# START OF ENTRIES

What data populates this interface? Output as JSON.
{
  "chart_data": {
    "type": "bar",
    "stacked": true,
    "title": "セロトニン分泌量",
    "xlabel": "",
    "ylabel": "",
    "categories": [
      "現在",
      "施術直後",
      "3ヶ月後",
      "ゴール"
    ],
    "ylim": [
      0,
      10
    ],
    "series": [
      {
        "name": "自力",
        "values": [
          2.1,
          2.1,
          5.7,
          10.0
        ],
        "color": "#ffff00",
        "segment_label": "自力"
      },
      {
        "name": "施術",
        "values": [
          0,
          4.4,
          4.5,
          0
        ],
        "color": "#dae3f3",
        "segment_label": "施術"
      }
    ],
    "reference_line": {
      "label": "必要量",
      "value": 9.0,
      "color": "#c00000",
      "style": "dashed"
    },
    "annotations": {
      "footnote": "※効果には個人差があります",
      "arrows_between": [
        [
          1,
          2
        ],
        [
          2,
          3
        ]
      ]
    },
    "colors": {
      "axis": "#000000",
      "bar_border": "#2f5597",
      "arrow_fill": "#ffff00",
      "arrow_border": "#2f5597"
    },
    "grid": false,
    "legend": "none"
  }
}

# END OF ENTRIES

■ **PROBLEM DETAILS**: Print back all the lines verbatim.

■ **PROBLEM SOLUTION**:
What data populates this interface? Output as JSON.
{
  "chart_data": {
    "type": "bar",
    "stacked": true,
    "title": "セロトニン分泌量",
    "xlabel": "",
    "ylabel": "",
    "categories": [
      "現在",
      "施術直後",
      "3ヶ月後",
      "ゴール"
    ],
    "ylim": [
      0,
      10
    ],
    "series": [
      {
        "name": "自力",
        "values": [
          2.1,
          2.1,
          5.7,
          10.0
        ],
        "color": "#ffff00",
        "segment_label": "自力"
      },
      {
        "name": "施術",
        "values": [
          0,
          4.4,
          4.5,
          0
        ],
        "color": "#dae3f3",
        "segment_label": "施術"
      }
    ],
    "reference_line": {
      "label": "必要量",
      "value": 9.0,
      "color": "#c00000",
      "style": "dashed"
    },
    "annotations": {
      "footnote": "※効果には個人差があります",
      "arrows_between": [
        [
          1,
          2
        ],
        [
          2,
          3
        ]
      ]
    },
    "colors": {
      "axis": "#000000",
      "bar_border": "#2f5597",
      "arrow_fill": "#ffff00",
      "arrow_border": "#2f5597"
    },
    "grid": false,
    "legend": "none"
  }
}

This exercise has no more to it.